■ **EXERCISE OBJECTIVE**: Skip all pictures, then print the remaining material exactly.

(Data entries)
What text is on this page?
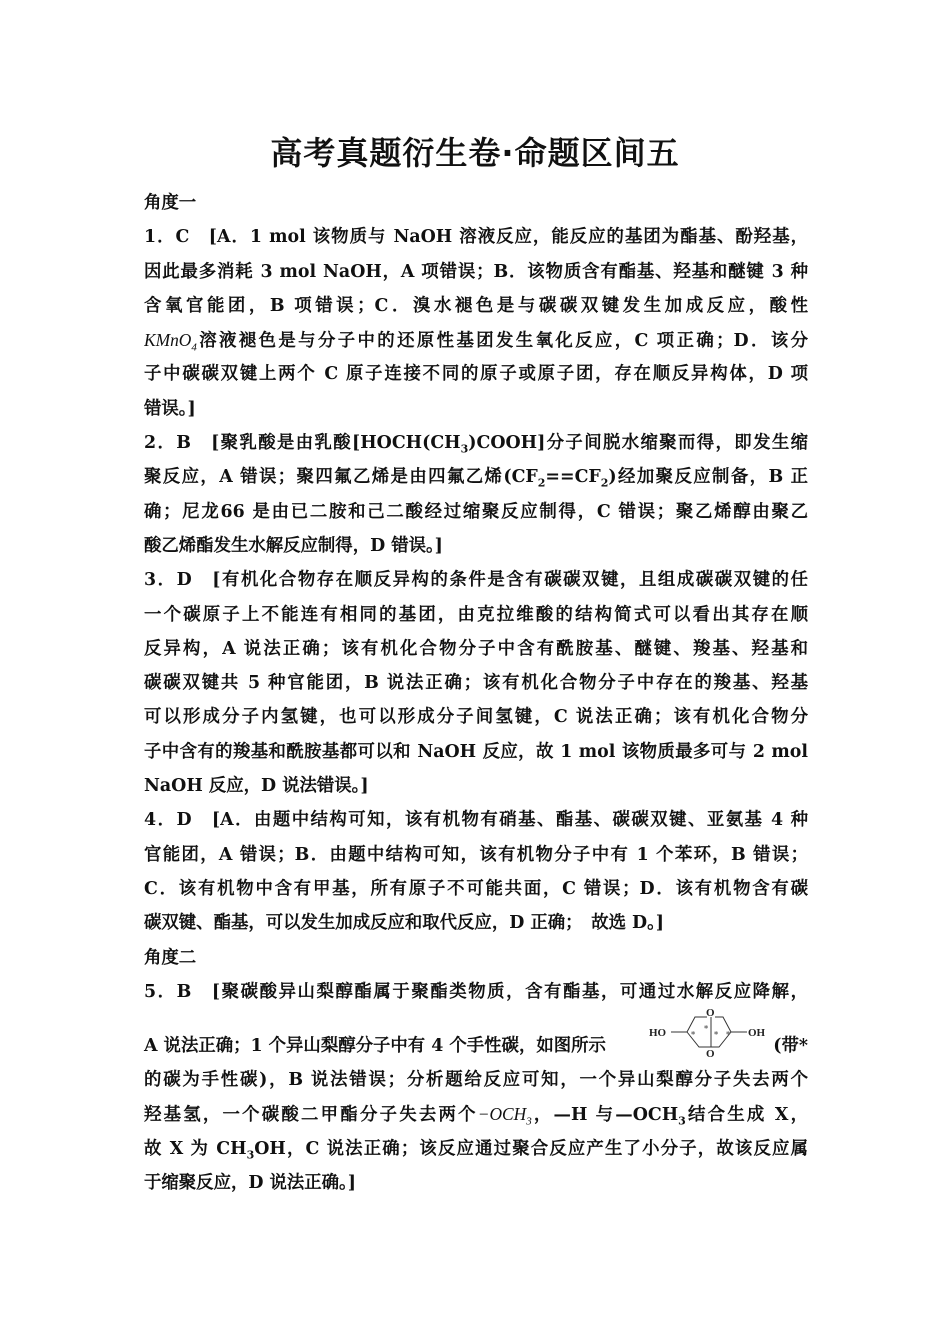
高考真题衍生卷·命题区间五
角度一
1．C　[A．1 mol 该物质与 NaOH 溶液反应，能反应的基团为酯基、酚羟基，
因此最多消耗 3 mol NaOH，A 项错误；B．该物质含有酯基、羟基和醚键 3 种
含氧官能团，B 项错误；C．溴水褪色是与碳碳双键发生加成反应，酸性
KMnO$_4$溶液褪色是与分子中的还原性基团发生氧化反应，C 项正确；D．该分
子中碳碳双键上两个 C 原子连接不同的原子或原子团，存在顺反异构体，D 项
错误。]
2．B　[聚乳酸是由乳酸$[HOCH(CH_3)COOH]$分子间脱水缩聚而得，即发生缩
聚反应，A 错误；聚四氟乙烯是由四氟乙烯$(CF_2==CF_2)$经加聚反应制备，B 正
确；尼龙66 是由已二胺和己二酸经过缩聚反应制得，C 错误；聚乙烯醇由聚乙
酸乙烯酯发生水解反应制得，D 错误。]
3．D　[有机化合物存在顺反异构的条件是含有碳碳双键，且组成碳碳双键的任
一个碳原子上不能连有相同的基团，由克拉维酸的结构简式可以看出其存在顺
反异构，A 说法正确；该有机化合物分子中含有酰胺基、醚键、羧基、羟基和
碳碳双键共 5 种官能团，B 说法正确；该有机化合物分子中存在的羧基、羟基
可以形成分子内氢键，也可以形成分子间氢键，C 说法正确；该有机化合物分
子中含有的羧基和酰胺基都可以和 NaOH 反应，故 1 mol 该物质最多可与 2 mol
NaOH 反应，D 说法错误。]
4．D　[A．由题中结构可知，该有机物有硝基、酯基、碳碳双键、亚氨基 4 种
官能团，A 错误；B．由题中结构可知，该有机物分子中有 1 个苯环，B 错误；
C．该有机物中含有甲基，所有原子不可能共面，C 错误；D．该有机物含有碳
碳双键、酯基，可以发生加成反应和取代反应，D 正确；　故选 D。]
角度二
5．B　[聚碳酸异山梨醇酯属于聚酯类物质，含有酯基，可通过水解反应降解，
A 说法正确；1 个异山梨醇分子中有 4 个手性碳，如图所示
HO	OH
O
O
*
*
* *
(带*
的碳为手性碳)，B 说法错误；分析题给反应可知，一个异山梨醇分子失去两个
羟基氢，一个碳酸二甲酯分子失去两个$-OCH_3$，—H 与$—OCH_3$结合生成 X，
故 X 为 $CH_3OH$，C 说法正确；该反应通过聚合反应产生了小分子，故该反应属
于缩聚反应，D 说法正确。]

■ **FINAL RESULT**:
What text is on this page?
高考真题衍生卷·命题区间五
角度一
1．C　[A．1 mol 该物质与 NaOH 溶液反应，能反应的基团为酯基、酚羟基，
因此最多消耗 3 mol NaOH，A 项错误；B．该物质含有酯基、羟基和醚键 3 种
含氧官能团，B 项错误；C．溴水褪色是与碳碳双键发生加成反应，酸性
KMnO$_4$溶液褪色是与分子中的还原性基团发生氧化反应，C 项正确；D．该分
子中碳碳双键上两个 C 原子连接不同的原子或原子团，存在顺反异构体，D 项
错误。]
2．B　[聚乳酸是由乳酸$[HOCH(CH_3)COOH]$分子间脱水缩聚而得，即发生缩
聚反应，A 错误；聚四氟乙烯是由四氟乙烯$(CF_2==CF_2)$经加聚反应制备，B 正
确；尼龙66 是由已二胺和己二酸经过缩聚反应制得，C 错误；聚乙烯醇由聚乙
酸乙烯酯发生水解反应制得，D 错误。]
3．D　[有机化合物存在顺反异构的条件是含有碳碳双键，且组成碳碳双键的任
一个碳原子上不能连有相同的基团，由克拉维酸的结构简式可以看出其存在顺
反异构，A 说法正确；该有机化合物分子中含有酰胺基、醚键、羧基、羟基和
碳碳双键共 5 种官能团，B 说法正确；该有机化合物分子中存在的羧基、羟基
可以形成分子内氢键，也可以形成分子间氢键，C 说法正确；该有机化合物分
子中含有的羧基和酰胺基都可以和 NaOH 反应，故 1 mol 该物质最多可与 2 mol
NaOH 反应，D 说法错误。]
4．D　[A．由题中结构可知，该有机物有硝基、酯基、碳碳双键、亚氨基 4 种
官能团，A 错误；B．由题中结构可知，该有机物分子中有 1 个苯环，B 错误；
C．该有机物中含有甲基，所有原子不可能共面，C 错误；D．该有机物含有碳
碳双键、酯基，可以发生加成反应和取代反应，D 正确；　故选 D。]
角度二
5．B　[聚碳酸异山梨醇酯属于聚酯类物质，含有酯基，可通过水解反应降解，
A 说法正确；1 个异山梨醇分子中有 4 个手性碳，如图所示
HO	OH
O
O
*
*
* *
(带*
的碳为手性碳)，B 说法错误；分析题给反应可知，一个异山梨醇分子失去两个
羟基氢，一个碳酸二甲酯分子失去两个$-OCH_3$，—H 与$—OCH_3$结合生成 X，
故 X 为 $CH_3OH$，C 说法正确；该反应通过聚合反应产生了小分子，故该反应属
于缩聚反应，D 说法正确。]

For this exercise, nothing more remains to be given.